**Description of the task**
Count every line that has the word "relation" in it; give no more than the number.

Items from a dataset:
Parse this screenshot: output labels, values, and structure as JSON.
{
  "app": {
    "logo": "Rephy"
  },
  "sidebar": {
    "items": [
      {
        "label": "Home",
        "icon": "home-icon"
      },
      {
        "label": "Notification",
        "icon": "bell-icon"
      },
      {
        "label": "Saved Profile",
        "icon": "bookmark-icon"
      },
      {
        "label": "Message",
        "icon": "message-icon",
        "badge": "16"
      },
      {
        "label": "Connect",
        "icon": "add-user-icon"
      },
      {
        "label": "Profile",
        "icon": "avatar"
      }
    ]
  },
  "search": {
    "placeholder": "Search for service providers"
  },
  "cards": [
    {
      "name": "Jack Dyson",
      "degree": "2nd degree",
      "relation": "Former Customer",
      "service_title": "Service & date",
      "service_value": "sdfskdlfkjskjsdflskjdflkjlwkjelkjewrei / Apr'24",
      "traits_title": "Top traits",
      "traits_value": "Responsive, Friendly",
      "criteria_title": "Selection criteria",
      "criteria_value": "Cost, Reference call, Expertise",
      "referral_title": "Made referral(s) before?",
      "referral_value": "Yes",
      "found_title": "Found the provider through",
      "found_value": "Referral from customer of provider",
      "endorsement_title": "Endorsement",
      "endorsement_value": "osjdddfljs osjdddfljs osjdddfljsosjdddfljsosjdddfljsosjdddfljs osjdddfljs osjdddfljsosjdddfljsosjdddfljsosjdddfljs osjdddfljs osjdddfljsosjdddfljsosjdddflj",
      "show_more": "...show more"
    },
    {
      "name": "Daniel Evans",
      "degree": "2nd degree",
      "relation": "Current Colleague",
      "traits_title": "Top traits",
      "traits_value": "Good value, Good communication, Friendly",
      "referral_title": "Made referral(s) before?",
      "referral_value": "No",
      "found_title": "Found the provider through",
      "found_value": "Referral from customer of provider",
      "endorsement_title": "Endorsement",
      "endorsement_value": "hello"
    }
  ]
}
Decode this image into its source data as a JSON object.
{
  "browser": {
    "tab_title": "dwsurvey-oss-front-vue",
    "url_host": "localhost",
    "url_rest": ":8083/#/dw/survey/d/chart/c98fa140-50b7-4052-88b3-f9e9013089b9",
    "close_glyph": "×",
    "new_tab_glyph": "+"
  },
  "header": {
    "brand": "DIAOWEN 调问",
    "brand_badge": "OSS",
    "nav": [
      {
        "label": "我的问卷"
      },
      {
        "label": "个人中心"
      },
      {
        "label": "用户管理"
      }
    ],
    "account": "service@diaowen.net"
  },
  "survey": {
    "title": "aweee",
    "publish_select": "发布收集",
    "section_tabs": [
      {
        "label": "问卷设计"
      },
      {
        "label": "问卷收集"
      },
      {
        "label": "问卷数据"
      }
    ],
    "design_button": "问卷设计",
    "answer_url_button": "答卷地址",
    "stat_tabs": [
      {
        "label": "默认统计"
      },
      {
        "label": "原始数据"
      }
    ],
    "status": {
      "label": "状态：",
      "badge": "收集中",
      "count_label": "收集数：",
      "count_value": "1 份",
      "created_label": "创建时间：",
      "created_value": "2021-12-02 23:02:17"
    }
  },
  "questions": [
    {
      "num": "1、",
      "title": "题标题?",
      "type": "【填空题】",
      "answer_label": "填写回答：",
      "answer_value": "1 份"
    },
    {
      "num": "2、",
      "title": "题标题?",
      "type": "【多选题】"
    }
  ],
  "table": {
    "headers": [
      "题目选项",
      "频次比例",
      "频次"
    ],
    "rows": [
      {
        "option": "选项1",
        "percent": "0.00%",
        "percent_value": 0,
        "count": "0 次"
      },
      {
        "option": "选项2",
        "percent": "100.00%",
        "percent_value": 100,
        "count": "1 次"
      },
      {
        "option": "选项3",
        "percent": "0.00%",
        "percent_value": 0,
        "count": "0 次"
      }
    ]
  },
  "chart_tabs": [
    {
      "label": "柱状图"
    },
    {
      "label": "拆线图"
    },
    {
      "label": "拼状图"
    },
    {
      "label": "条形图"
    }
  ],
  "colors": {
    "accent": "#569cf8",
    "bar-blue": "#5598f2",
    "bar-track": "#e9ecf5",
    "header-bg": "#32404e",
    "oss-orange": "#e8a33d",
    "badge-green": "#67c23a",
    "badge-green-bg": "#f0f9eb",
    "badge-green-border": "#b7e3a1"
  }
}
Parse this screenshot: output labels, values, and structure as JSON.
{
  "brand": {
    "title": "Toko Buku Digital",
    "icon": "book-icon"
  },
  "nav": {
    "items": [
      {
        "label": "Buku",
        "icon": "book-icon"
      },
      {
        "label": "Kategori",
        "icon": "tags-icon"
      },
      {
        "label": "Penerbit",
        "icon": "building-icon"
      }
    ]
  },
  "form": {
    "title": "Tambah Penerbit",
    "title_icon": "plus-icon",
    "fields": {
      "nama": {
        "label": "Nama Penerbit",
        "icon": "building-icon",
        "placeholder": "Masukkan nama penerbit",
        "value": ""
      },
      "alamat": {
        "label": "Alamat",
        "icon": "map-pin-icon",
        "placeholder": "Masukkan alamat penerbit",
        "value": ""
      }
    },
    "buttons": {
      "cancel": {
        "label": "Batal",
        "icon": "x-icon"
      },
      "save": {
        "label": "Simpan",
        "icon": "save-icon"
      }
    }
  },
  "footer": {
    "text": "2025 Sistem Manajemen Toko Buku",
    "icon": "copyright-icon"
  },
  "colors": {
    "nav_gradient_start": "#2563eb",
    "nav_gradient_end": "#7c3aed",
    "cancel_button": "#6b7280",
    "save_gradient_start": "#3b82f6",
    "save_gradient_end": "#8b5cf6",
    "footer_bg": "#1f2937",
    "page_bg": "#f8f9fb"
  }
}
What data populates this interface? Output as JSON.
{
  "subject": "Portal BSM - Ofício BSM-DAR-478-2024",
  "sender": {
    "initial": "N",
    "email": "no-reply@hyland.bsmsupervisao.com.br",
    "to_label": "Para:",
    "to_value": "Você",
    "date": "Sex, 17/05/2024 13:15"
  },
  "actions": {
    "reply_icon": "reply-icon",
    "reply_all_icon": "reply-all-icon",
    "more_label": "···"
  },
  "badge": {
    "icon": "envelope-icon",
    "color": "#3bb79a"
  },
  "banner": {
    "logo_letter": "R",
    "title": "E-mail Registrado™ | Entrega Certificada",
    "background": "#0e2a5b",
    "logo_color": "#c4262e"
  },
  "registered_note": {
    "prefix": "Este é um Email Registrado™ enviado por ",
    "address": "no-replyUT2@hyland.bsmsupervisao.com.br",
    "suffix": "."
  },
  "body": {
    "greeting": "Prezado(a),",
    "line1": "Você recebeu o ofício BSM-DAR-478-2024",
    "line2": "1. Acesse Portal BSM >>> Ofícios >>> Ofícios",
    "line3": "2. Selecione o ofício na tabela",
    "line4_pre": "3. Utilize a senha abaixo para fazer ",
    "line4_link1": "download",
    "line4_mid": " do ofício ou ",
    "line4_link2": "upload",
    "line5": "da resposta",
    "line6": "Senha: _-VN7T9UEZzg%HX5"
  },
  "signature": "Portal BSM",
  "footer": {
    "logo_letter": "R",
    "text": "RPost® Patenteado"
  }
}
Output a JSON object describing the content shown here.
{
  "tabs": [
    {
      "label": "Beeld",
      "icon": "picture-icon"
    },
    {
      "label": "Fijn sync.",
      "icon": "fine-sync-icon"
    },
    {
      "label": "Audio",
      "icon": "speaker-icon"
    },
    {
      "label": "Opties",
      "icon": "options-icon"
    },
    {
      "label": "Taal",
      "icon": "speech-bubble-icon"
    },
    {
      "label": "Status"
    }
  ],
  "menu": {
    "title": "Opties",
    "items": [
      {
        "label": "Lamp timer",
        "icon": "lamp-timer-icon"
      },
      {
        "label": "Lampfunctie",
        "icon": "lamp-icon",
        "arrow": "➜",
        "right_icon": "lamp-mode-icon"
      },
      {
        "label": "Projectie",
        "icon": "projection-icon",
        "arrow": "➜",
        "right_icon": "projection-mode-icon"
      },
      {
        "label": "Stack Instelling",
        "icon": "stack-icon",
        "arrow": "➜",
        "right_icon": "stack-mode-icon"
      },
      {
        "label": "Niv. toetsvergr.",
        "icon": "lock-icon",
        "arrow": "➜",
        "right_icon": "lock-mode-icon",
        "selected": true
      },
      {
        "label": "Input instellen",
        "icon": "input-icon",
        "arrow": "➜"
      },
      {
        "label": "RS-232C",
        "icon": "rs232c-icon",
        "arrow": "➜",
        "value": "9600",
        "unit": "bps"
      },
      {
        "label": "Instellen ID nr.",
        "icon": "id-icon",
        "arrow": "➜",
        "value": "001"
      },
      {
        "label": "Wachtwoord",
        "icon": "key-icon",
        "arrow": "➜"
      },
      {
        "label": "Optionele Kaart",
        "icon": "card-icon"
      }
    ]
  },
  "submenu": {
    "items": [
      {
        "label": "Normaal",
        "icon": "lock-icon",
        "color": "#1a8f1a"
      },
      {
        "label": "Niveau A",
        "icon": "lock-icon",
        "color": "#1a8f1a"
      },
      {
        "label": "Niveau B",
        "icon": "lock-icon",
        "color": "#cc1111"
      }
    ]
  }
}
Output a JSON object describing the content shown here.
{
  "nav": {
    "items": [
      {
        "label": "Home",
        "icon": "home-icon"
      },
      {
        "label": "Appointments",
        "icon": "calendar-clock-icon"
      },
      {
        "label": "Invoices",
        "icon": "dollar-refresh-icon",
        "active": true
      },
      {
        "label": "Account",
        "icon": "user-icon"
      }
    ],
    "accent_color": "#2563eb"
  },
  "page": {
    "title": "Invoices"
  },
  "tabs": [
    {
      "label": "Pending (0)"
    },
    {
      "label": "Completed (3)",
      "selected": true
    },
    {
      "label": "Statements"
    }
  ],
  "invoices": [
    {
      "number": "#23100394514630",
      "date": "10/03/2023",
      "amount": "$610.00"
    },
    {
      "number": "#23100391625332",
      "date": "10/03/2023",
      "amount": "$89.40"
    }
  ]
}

**Task solution**
2